*Source data*:

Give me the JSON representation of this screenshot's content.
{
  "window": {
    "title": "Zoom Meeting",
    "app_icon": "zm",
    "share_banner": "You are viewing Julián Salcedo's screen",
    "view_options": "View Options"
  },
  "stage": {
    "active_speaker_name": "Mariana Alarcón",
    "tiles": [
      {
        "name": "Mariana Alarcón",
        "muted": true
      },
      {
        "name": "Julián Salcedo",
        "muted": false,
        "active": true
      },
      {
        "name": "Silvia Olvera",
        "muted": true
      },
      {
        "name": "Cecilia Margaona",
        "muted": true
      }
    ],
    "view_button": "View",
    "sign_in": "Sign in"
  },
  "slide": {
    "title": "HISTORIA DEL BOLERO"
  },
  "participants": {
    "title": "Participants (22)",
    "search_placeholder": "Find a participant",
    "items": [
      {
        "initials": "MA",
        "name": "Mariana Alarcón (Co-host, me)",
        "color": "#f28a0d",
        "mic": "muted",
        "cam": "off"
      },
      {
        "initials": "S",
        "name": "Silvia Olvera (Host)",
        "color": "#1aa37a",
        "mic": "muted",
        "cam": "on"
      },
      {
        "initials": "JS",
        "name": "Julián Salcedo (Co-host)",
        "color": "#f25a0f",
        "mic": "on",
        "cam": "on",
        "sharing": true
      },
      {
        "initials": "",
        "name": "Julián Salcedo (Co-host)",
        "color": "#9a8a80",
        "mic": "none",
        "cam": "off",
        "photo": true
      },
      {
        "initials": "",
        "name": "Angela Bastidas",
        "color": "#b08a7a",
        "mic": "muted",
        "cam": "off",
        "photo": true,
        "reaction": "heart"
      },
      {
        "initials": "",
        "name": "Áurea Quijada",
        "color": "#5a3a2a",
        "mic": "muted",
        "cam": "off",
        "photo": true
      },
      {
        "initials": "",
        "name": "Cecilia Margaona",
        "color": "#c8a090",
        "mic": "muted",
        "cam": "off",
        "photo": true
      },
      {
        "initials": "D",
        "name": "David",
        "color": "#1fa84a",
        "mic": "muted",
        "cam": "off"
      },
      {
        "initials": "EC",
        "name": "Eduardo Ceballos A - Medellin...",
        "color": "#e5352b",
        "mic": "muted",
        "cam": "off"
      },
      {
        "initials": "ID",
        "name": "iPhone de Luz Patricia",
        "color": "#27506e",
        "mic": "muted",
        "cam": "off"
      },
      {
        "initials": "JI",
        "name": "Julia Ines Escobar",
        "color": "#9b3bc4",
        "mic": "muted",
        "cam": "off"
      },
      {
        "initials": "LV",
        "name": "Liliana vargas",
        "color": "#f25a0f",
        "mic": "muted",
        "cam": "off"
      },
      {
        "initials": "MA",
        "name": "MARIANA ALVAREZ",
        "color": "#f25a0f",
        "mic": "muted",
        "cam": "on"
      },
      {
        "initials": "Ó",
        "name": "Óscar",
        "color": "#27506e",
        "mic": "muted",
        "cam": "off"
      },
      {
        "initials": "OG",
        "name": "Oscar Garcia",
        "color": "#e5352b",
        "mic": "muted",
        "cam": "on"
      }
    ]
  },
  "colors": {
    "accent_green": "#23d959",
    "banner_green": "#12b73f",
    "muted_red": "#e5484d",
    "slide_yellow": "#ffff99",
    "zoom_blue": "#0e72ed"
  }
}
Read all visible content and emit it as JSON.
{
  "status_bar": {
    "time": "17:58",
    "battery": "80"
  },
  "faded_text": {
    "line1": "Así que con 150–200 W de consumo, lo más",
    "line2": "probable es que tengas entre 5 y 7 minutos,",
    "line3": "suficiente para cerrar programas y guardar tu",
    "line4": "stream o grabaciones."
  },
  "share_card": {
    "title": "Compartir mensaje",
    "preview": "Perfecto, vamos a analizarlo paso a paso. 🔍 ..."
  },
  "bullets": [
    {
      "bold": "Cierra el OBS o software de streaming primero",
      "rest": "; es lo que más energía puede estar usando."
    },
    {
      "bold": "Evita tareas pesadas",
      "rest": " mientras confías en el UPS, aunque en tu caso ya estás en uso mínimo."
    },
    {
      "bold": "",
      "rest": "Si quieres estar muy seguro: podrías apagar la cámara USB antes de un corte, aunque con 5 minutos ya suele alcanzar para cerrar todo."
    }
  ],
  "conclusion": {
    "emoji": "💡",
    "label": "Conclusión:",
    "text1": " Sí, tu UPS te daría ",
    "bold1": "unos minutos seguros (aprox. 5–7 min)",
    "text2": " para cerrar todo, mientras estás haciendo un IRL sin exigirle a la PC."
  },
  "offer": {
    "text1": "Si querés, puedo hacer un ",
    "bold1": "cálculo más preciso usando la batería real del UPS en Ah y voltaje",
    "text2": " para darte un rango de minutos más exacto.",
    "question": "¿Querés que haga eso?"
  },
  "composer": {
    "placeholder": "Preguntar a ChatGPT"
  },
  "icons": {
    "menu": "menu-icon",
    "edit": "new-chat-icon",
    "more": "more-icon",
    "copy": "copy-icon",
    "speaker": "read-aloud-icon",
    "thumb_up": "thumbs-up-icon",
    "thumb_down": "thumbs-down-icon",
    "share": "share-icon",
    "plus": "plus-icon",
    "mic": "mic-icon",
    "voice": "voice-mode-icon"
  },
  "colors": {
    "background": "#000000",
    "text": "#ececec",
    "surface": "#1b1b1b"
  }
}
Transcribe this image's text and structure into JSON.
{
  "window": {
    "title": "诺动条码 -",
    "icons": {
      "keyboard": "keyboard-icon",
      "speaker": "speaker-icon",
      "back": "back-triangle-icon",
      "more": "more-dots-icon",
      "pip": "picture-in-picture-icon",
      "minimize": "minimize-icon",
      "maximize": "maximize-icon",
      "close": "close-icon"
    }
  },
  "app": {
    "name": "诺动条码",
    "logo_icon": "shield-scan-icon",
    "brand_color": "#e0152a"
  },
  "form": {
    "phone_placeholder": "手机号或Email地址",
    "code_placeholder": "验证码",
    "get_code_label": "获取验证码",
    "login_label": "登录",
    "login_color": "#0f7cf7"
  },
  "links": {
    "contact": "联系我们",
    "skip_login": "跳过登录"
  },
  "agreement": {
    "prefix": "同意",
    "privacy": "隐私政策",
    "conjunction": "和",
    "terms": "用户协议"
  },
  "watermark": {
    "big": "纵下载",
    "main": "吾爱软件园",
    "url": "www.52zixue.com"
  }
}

*To be done*: Retype all the material above precisely, with no line left out.

*Correct response*:
Give me the JSON representation of this screenshot's content.
{
  "window": {
    "title": "Zoom Meeting",
    "app_icon": "zm",
    "share_banner": "You are viewing Julián Salcedo's screen",
    "view_options": "View Options"
  },
  "stage": {
    "active_speaker_name": "Mariana Alarcón",
    "tiles": [
      {
        "name": "Mariana Alarcón",
        "muted": true
      },
      {
        "name": "Julián Salcedo",
        "muted": false,
        "active": true
      },
      {
        "name": "Silvia Olvera",
        "muted": true
      },
      {
        "name": "Cecilia Margaona",
        "muted": true
      }
    ],
    "view_button": "View",
    "sign_in": "Sign in"
  },
  "slide": {
    "title": "HISTORIA DEL BOLERO"
  },
  "participants": {
    "title": "Participants (22)",
    "search_placeholder": "Find a participant",
    "items": [
      {
        "initials": "MA",
        "name": "Mariana Alarcón (Co-host, me)",
        "color": "#f28a0d",
        "mic": "muted",
        "cam": "off"
      },
      {
        "initials": "S",
        "name": "Silvia Olvera (Host)",
        "color": "#1aa37a",
        "mic": "muted",
        "cam": "on"
      },
      {
        "initials": "JS",
        "name": "Julián Salcedo (Co-host)",
        "color": "#f25a0f",
        "mic": "on",
        "cam": "on",
        "sharing": true
      },
      {
        "initials": "",
        "name": "Julián Salcedo (Co-host)",
        "color": "#9a8a80",
        "mic": "none",
        "cam": "off",
        "photo": true
      },
      {
        "initials": "",
        "name": "Angela Bastidas",
        "color": "#b08a7a",
        "mic": "muted",
        "cam": "off",
        "photo": true,
        "reaction": "heart"
      },
      {
        "initials": "",
        "name": "Áurea Quijada",
        "color": "#5a3a2a",
        "mic": "muted",
        "cam": "off",
        "photo": true
      },
      {
        "initials": "",
        "name": "Cecilia Margaona",
        "color": "#c8a090",
        "mic": "muted",
        "cam": "off",
        "photo": true
      },
      {
        "initials": "D",
        "name": "David",
        "color": "#1fa84a",
        "mic": "muted",
        "cam": "off"
      },
      {
        "initials": "EC",
        "name": "Eduardo Ceballos A - Medellin...",
        "color": "#e5352b",
        "mic": "muted",
        "cam": "off"
      },
      {
        "initials": "ID",
        "name": "iPhone de Luz Patricia",
        "color": "#27506e",
        "mic": "muted",
        "cam": "off"
      },
      {
        "initials": "JI",
        "name": "Julia Ines Escobar",
        "color": "#9b3bc4",
        "mic": "muted",
        "cam": "off"
      },
      {
        "initials": "LV",
        "name": "Liliana vargas",
        "color": "#f25a0f",
        "mic": "muted",
        "cam": "off"
      },
      {
        "initials": "MA",
        "name": "MARIANA ALVAREZ",
        "color": "#f25a0f",
        "mic": "muted",
        "cam": "on"
      },
      {
        "initials": "Ó",
        "name": "Óscar",
        "color": "#27506e",
        "mic": "muted",
        "cam": "off"
      },
      {
        "initials": "OG",
        "name": "Oscar Garcia",
        "color": "#e5352b",
        "mic": "muted",
        "cam": "on"
      }
    ]
  },
  "colors": {
    "accent_green": "#23d959",
    "banner_green": "#12b73f",
    "muted_red": "#e5484d",
    "slide_yellow": "#ffff99",
    "zoom_blue": "#0e72ed"
  }
}
Read all visible content and emit it as JSON.
{
  "status_bar": {
    "time": "17:58",
    "battery": "80"
  },
  "faded_text": {
    "line1": "Así que con 150–200 W de consumo, lo más",
    "line2": "probable es que tengas entre 5 y 7 minutos,",
    "line3": "suficiente para cerrar programas y guardar tu",
    "line4": "stream o grabaciones."
  },
  "share_card": {
    "title": "Compartir mensaje",
    "preview": "Perfecto, vamos a analizarlo paso a paso. 🔍 ..."
  },
  "bullets": [
    {
      "bold": "Cierra el OBS o software de streaming primero",
      "rest": "; es lo que más energía puede estar usando."
    },
    {
      "bold": "Evita tareas pesadas",
      "rest": " mientras confías en el UPS, aunque en tu caso ya estás en uso mínimo."
    },
    {
      "bold": "",
      "rest": "Si quieres estar muy seguro: podrías apagar la cámara USB antes de un corte, aunque con 5 minutos ya suele alcanzar para cerrar todo."
    }
  ],
  "conclusion": {
    "emoji": "💡",
    "label": "Conclusión:",
    "text1": " Sí, tu UPS te daría ",
    "bold1": "unos minutos seguros (aprox. 5–7 min)",
    "text2": " para cerrar todo, mientras estás haciendo un IRL sin exigirle a la PC."
  },
  "offer": {
    "text1": "Si querés, puedo hacer un ",
    "bold1": "cálculo más preciso usando la batería real del UPS en Ah y voltaje",
    "text2": " para darte un rango de minutos más exacto.",
    "question": "¿Querés que haga eso?"
  },
  "composer": {
    "placeholder": "Preguntar a ChatGPT"
  },
  "icons": {
    "menu": "menu-icon",
    "edit": "new-chat-icon",
    "more": "more-icon",
    "copy": "copy-icon",
    "speaker": "read-aloud-icon",
    "thumb_up": "thumbs-up-icon",
    "thumb_down": "thumbs-down-icon",
    "share": "share-icon",
    "plus": "plus-icon",
    "mic": "mic-icon",
    "voice": "voice-mode-icon"
  },
  "colors": {
    "background": "#000000",
    "text": "#ececec",
    "surface": "#1b1b1b"
  }
}
Transcribe this image's text and structure into JSON.
{
  "window": {
    "title": "诺动条码 -",
    "icons": {
      "keyboard": "keyboard-icon",
      "speaker": "speaker-icon",
      "back": "back-triangle-icon",
      "more": "more-dots-icon",
      "pip": "picture-in-picture-icon",
      "minimize": "minimize-icon",
      "maximize": "maximize-icon",
      "close": "close-icon"
    }
  },
  "app": {
    "name": "诺动条码",
    "logo_icon": "shield-scan-icon",
    "brand_color": "#e0152a"
  },
  "form": {
    "phone_placeholder": "手机号或Email地址",
    "code_placeholder": "验证码",
    "get_code_label": "获取验证码",
    "login_label": "登录",
    "login_color": "#0f7cf7"
  },
  "links": {
    "contact": "联系我们",
    "skip_login": "跳过登录"
  },
  "agreement": {
    "prefix": "同意",
    "privacy": "隐私政策",
    "conjunction": "和",
    "terms": "用户协议"
  },
  "watermark": {
    "big": "纵下载",
    "main": "吾爱软件园",
    "url": "www.52zixue.com"
  }
}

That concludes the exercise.